- PROBLEM DESCRIPTION: Can you give the rows below again with "bungalow" in place of every "detached house" and nothing else changed?

- RECORDS FOR THIS TASK:
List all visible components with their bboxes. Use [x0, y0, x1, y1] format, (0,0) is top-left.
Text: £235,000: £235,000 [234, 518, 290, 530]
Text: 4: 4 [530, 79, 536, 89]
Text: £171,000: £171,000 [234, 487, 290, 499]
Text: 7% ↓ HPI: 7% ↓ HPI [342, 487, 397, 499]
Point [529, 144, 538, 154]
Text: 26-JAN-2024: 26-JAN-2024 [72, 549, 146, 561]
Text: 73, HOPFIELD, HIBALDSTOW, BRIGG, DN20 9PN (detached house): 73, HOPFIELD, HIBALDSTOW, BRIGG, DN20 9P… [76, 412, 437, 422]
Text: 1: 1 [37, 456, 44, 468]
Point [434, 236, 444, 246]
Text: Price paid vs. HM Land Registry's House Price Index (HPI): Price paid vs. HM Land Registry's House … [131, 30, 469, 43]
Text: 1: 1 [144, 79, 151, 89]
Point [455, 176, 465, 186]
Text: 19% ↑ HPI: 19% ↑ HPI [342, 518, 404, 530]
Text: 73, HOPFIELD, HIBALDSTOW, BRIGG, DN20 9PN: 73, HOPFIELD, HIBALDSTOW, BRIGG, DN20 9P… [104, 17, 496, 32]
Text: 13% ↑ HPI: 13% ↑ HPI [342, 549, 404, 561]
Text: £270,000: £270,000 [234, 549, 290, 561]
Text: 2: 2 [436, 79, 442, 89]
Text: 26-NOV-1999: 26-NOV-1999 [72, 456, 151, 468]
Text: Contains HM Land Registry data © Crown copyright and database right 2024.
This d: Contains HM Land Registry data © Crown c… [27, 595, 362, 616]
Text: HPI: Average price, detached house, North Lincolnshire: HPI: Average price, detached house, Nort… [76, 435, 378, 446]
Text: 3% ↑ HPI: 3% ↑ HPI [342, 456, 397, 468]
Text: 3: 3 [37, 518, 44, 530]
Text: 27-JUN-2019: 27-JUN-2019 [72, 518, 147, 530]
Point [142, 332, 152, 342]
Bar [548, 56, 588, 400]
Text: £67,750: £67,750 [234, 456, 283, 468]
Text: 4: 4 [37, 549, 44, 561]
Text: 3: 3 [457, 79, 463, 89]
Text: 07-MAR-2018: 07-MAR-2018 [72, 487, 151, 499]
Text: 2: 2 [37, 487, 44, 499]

- TASK RESULT:
List all visible components with their bboxes. Use [x0, y0, x1, y1] format, (0,0) is top-left.
Text: £235,000: £235,000 [234, 518, 290, 530]
Text: 4: 4 [530, 79, 536, 89]
Text: £171,000: £171,000 [234, 487, 290, 499]
Text: 7% ↓ HPI: 7% ↓ HPI [342, 487, 397, 499]
Point [529, 144, 538, 154]
Text: 26-JAN-2024: 26-JAN-2024 [72, 549, 146, 561]
Text: 73, HOPFIELD, HIBALDSTOW, BRIGG, DN20 9PN (bungalow): 73, HOPFIELD, HIBALDSTOW, BRIGG, DN20 9P… [76, 412, 437, 422]
Text: 1: 1 [37, 456, 44, 468]
Point [434, 236, 444, 246]
Text: Price paid vs. HM Land Registry's House Price Index (HPI): Price paid vs. HM Land Registry's House … [131, 30, 469, 43]
Text: 1: 1 [144, 79, 151, 89]
Point [455, 176, 465, 186]
Text: 19% ↑ HPI: 19% ↑ HPI [342, 518, 404, 530]
Text: 73, HOPFIELD, HIBALDSTOW, BRIGG, DN20 9PN: 73, HOPFIELD, HIBALDSTOW, BRIGG, DN20 9P… [104, 17, 496, 32]
Text: 13% ↑ HPI: 13% ↑ HPI [342, 549, 404, 561]
Text: £270,000: £270,000 [234, 549, 290, 561]
Text: 2: 2 [436, 79, 442, 89]
Text: 26-NOV-1999: 26-NOV-1999 [72, 456, 151, 468]
Text: Contains HM Land Registry data © Crown copyright and database right 2024.
This d: Contains HM Land Registry data © Crown c… [27, 595, 362, 616]
Text: HPI: Average price, bungalow, North Lincolnshire: HPI: Average price, bungalow, Nort… [76, 435, 378, 446]
Text: 3% ↑ HPI: 3% ↑ HPI [342, 456, 397, 468]
Text: 3: 3 [37, 518, 44, 530]
Text: 27-JUN-2019: 27-JUN-2019 [72, 518, 147, 530]
Point [142, 332, 152, 342]
Bar [548, 56, 588, 400]
Text: £67,750: £67,750 [234, 456, 283, 468]
Text: 4: 4 [37, 549, 44, 561]
Text: 3: 3 [457, 79, 463, 89]
Text: 07-MAR-2018: 07-MAR-2018 [72, 487, 151, 499]
Text: 2: 2 [37, 487, 44, 499]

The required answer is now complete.